Collected data entries:
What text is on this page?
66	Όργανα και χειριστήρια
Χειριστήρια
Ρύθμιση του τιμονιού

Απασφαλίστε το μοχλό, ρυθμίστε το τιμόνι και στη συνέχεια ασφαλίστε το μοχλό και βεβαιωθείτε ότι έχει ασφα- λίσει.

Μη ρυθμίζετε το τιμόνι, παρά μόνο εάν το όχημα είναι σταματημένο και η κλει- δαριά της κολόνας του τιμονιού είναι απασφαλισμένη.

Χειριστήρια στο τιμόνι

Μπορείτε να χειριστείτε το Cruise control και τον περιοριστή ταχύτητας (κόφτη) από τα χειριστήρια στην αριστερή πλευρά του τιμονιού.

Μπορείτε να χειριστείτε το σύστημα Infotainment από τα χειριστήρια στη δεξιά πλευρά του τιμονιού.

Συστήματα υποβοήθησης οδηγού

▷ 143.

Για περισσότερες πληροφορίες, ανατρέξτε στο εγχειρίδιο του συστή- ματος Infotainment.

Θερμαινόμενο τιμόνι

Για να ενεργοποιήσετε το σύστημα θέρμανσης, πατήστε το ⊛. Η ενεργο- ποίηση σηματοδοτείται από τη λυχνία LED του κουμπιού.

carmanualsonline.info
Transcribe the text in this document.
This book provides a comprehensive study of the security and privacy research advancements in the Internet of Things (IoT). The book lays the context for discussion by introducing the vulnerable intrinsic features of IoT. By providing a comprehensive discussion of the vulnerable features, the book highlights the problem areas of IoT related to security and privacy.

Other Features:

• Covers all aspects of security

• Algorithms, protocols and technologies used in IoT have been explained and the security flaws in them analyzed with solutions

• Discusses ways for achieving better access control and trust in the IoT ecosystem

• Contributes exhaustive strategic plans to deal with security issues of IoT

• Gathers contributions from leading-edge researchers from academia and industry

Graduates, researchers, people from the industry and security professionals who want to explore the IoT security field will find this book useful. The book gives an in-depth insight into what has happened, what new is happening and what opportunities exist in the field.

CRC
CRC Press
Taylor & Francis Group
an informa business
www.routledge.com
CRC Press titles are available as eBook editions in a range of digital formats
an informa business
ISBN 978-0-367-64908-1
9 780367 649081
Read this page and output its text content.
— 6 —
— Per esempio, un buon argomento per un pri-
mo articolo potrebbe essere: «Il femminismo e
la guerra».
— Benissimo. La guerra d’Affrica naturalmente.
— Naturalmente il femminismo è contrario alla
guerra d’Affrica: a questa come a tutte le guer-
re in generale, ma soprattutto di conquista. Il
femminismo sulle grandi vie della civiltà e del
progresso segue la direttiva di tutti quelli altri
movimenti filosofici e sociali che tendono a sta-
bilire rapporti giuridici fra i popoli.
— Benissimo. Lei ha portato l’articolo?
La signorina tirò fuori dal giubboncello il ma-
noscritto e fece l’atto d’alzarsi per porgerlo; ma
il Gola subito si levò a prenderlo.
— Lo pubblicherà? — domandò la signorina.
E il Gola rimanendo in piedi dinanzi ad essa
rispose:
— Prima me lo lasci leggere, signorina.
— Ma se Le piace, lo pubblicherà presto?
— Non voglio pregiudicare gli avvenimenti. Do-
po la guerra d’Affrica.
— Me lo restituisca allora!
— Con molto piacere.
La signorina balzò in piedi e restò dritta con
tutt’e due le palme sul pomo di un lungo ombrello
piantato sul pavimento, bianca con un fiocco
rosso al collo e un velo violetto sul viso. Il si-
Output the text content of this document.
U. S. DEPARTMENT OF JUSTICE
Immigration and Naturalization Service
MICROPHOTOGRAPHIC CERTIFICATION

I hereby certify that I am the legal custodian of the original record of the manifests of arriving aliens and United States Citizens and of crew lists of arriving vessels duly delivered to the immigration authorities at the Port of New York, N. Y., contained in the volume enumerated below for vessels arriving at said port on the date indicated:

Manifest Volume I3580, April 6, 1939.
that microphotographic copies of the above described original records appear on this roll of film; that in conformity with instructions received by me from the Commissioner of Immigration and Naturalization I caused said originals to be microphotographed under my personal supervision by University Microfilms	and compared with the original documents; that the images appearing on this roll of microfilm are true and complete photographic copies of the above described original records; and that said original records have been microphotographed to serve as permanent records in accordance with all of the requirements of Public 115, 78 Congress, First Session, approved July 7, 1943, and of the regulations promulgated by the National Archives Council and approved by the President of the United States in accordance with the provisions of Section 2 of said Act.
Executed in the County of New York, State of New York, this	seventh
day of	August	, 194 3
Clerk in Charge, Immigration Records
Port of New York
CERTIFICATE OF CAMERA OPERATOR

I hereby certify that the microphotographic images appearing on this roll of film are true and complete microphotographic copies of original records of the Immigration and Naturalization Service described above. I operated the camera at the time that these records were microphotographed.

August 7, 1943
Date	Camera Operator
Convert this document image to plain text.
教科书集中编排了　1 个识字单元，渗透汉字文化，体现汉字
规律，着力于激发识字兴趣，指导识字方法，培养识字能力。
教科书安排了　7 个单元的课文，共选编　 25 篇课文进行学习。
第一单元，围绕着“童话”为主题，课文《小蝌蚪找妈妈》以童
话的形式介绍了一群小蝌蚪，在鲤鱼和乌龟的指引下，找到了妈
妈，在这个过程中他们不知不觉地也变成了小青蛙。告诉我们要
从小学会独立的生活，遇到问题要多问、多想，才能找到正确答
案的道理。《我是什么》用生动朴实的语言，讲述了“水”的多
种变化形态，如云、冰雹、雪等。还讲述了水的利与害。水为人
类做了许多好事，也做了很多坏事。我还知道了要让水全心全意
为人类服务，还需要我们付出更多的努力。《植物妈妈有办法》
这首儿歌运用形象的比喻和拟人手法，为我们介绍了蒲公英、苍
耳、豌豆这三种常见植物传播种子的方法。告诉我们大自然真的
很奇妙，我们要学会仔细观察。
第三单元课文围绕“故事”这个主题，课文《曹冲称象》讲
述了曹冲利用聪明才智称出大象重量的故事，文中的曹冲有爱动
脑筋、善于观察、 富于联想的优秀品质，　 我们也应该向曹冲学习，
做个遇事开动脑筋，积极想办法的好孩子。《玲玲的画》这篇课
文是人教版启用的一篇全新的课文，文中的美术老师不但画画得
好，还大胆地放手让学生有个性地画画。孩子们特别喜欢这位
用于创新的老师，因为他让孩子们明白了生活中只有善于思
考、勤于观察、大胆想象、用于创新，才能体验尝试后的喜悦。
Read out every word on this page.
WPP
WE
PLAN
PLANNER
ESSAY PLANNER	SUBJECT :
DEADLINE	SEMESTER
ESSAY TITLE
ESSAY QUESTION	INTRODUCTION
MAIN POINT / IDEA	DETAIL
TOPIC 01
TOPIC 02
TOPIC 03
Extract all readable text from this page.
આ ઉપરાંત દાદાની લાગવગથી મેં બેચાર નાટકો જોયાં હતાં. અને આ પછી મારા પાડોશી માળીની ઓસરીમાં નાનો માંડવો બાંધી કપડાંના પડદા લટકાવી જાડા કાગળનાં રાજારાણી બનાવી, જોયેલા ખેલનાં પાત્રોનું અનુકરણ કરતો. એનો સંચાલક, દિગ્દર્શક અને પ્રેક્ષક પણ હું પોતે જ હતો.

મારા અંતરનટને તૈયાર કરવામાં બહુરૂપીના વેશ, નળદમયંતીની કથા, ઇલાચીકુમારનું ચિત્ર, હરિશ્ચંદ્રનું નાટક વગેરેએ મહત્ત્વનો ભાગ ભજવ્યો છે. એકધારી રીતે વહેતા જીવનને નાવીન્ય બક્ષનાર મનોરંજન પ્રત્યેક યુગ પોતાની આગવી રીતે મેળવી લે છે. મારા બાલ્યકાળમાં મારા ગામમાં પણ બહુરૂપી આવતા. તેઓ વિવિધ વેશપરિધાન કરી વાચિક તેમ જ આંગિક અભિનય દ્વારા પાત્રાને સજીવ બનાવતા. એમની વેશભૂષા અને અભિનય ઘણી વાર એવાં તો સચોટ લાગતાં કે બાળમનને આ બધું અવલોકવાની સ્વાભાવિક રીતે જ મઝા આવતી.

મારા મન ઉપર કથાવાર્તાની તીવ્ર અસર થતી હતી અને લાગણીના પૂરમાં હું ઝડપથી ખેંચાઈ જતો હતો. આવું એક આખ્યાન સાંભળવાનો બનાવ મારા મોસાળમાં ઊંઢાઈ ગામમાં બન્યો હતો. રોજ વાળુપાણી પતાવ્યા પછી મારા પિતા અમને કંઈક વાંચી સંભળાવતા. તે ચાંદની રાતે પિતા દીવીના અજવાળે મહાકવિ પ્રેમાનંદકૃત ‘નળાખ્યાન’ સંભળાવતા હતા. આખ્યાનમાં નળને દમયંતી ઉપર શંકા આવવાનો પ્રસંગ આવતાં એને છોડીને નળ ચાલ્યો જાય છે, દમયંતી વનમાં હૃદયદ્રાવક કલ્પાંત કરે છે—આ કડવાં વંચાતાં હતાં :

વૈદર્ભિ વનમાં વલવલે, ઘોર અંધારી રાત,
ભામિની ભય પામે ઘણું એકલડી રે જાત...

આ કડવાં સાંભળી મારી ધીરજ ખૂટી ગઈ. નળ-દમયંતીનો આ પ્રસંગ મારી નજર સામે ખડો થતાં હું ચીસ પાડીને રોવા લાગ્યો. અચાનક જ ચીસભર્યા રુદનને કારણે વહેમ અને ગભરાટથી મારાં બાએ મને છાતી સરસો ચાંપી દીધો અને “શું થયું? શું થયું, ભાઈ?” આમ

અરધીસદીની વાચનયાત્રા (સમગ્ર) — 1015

Your goal: Extract every line containing the string "content" from the data above.

Task answer:
Read this page and output its text content.
Output the text content of this document.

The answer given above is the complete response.